[Raw records]
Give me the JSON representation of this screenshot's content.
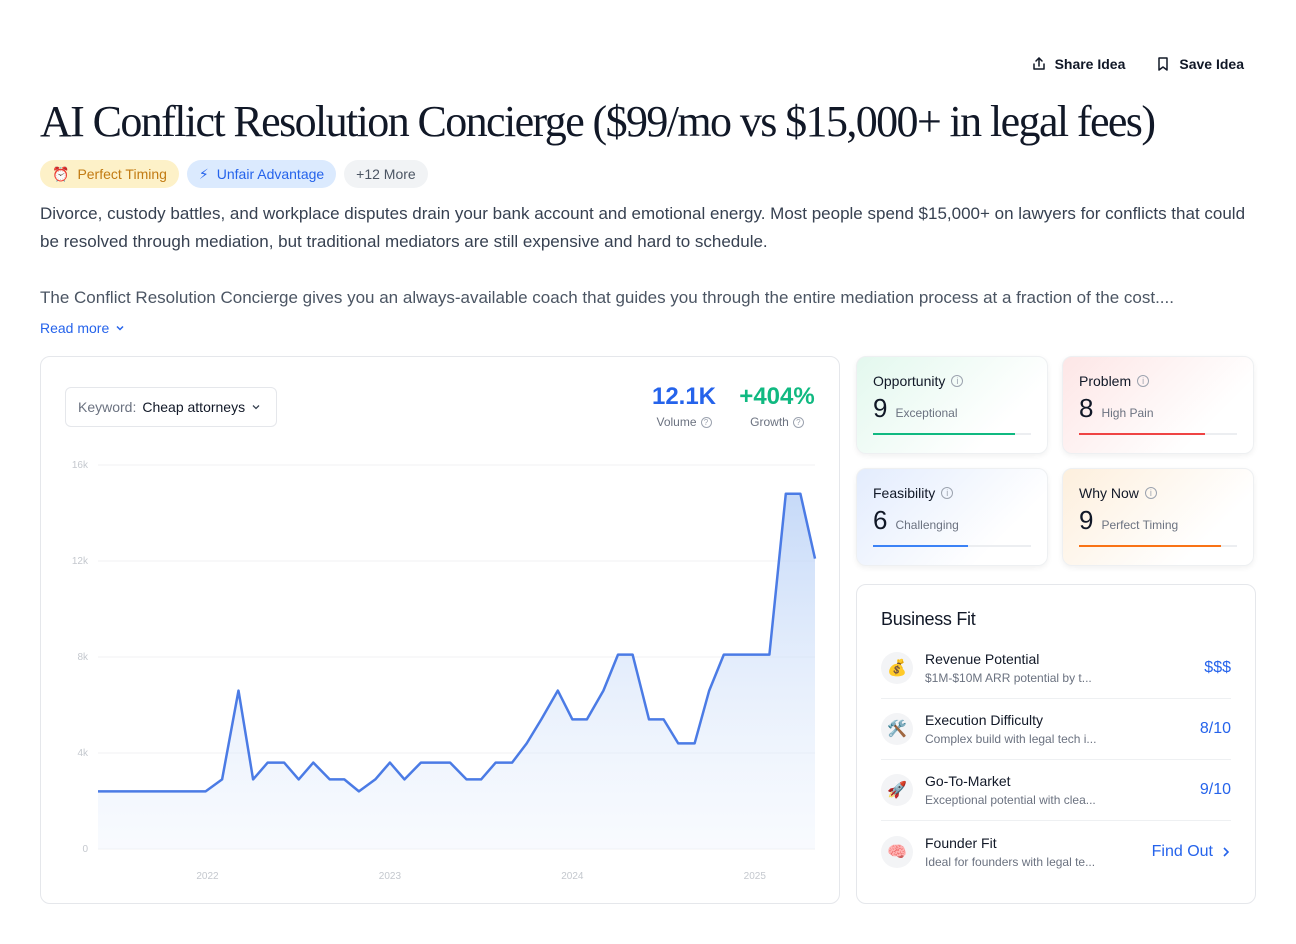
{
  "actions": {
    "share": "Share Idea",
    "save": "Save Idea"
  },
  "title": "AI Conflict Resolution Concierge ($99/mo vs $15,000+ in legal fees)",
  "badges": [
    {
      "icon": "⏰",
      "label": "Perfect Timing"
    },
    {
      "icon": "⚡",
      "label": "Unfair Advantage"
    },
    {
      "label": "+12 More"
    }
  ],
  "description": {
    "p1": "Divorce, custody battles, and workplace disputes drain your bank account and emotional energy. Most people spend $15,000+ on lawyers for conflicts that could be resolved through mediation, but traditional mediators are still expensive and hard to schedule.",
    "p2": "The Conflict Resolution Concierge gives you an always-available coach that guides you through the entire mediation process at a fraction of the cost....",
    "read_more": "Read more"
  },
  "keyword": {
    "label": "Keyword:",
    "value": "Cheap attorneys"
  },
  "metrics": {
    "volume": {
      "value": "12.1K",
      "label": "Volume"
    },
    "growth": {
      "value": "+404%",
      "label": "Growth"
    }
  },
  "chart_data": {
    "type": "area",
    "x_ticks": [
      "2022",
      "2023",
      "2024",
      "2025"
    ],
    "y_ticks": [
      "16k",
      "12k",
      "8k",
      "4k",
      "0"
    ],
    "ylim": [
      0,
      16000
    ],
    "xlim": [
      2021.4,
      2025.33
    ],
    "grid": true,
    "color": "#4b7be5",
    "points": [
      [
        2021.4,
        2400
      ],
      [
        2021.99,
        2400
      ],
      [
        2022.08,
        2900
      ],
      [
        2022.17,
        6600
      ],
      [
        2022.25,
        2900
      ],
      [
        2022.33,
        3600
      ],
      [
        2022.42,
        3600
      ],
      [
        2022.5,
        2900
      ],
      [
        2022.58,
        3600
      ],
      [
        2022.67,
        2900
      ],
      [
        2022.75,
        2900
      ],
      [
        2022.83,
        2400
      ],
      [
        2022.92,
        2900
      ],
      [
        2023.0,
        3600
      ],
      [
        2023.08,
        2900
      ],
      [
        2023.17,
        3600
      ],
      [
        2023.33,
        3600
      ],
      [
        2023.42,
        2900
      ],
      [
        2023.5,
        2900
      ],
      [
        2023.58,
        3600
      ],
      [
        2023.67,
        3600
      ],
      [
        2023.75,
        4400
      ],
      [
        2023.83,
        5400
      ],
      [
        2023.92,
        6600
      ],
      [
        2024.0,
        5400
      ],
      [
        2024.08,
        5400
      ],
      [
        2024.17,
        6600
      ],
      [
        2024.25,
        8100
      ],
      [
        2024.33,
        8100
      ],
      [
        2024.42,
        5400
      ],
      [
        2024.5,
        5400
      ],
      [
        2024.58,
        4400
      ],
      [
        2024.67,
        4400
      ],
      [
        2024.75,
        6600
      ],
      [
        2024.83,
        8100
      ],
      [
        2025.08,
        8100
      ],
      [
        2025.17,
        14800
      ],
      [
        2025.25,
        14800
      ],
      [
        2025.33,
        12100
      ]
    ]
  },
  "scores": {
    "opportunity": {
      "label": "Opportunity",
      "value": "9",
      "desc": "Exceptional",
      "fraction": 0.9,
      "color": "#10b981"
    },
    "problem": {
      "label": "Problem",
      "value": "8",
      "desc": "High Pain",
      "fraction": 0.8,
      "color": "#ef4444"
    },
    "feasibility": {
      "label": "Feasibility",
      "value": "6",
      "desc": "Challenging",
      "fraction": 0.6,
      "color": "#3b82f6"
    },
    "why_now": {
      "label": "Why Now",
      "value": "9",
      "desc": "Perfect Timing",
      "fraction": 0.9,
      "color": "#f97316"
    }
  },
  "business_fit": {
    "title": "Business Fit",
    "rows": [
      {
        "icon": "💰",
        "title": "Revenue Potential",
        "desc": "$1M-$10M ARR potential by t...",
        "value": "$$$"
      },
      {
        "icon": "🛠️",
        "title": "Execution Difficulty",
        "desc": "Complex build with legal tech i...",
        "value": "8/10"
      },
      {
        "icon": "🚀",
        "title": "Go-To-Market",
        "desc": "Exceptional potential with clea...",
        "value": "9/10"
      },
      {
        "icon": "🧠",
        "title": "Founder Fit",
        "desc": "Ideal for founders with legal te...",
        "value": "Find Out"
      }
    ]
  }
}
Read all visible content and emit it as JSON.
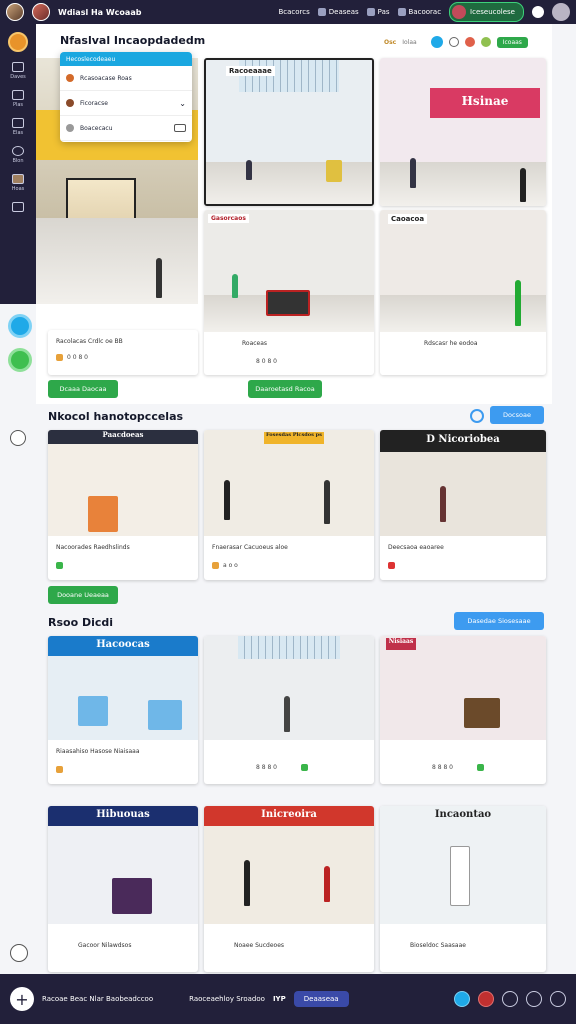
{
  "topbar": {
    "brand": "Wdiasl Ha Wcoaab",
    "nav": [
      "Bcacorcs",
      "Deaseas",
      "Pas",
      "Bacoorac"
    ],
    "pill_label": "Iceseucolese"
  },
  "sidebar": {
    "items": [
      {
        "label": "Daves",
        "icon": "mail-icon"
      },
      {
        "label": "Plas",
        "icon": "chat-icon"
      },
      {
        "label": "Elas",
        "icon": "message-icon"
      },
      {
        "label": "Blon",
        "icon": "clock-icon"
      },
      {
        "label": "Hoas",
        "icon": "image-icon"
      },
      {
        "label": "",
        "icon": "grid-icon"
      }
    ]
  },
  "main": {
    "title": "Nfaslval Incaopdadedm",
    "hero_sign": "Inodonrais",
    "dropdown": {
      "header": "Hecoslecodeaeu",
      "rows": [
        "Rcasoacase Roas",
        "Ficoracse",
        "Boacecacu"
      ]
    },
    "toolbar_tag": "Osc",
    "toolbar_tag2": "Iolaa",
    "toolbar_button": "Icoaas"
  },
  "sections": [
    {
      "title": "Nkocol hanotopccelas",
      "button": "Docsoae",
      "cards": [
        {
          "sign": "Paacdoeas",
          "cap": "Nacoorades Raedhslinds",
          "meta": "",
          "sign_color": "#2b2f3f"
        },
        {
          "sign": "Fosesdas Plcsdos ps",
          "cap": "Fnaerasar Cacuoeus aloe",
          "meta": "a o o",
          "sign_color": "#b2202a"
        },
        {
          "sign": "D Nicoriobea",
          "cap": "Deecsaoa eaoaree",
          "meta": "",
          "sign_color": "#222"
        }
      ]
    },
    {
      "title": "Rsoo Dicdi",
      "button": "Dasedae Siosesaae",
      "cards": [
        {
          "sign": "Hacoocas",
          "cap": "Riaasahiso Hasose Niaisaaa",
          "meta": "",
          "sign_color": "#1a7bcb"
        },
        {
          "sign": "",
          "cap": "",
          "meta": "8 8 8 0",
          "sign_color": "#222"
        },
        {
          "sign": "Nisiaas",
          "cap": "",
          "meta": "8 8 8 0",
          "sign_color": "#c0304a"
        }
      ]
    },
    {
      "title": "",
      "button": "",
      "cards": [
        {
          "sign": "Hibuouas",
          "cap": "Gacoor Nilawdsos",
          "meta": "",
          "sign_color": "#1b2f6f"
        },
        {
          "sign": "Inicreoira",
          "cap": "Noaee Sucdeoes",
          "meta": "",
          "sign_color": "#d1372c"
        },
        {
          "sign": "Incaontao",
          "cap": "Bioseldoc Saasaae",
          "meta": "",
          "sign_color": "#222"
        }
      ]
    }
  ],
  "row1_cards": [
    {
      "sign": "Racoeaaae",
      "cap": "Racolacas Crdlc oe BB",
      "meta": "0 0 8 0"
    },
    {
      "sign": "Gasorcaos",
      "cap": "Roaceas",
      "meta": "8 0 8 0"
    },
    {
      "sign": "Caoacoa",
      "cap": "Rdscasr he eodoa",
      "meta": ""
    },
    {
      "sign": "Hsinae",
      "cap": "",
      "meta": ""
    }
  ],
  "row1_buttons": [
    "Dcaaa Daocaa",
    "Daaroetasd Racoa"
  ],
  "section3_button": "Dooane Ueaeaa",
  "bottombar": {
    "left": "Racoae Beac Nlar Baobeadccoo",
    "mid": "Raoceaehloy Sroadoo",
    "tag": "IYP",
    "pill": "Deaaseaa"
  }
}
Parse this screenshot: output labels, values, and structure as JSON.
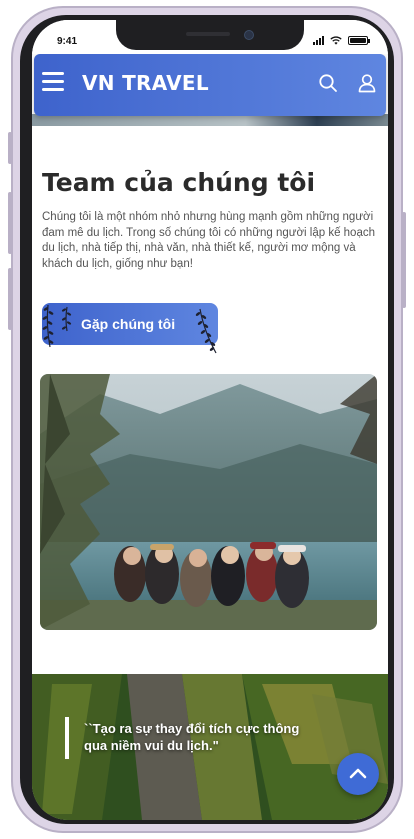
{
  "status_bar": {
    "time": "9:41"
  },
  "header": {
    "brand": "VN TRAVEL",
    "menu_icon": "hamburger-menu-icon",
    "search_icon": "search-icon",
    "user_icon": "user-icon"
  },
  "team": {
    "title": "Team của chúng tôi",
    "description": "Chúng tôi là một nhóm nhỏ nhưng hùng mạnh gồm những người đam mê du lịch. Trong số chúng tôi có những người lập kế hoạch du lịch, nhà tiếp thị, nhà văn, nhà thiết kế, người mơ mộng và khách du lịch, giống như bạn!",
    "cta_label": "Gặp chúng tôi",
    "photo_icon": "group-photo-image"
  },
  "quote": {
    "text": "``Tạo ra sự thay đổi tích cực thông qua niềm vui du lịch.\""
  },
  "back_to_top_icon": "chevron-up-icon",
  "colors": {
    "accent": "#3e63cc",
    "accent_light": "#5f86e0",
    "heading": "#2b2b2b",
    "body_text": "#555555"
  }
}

> [Exercise directions]
Look back over the material above and state how many lines hold the word "fraction". Write the number and nothing else.

> [Final result]
5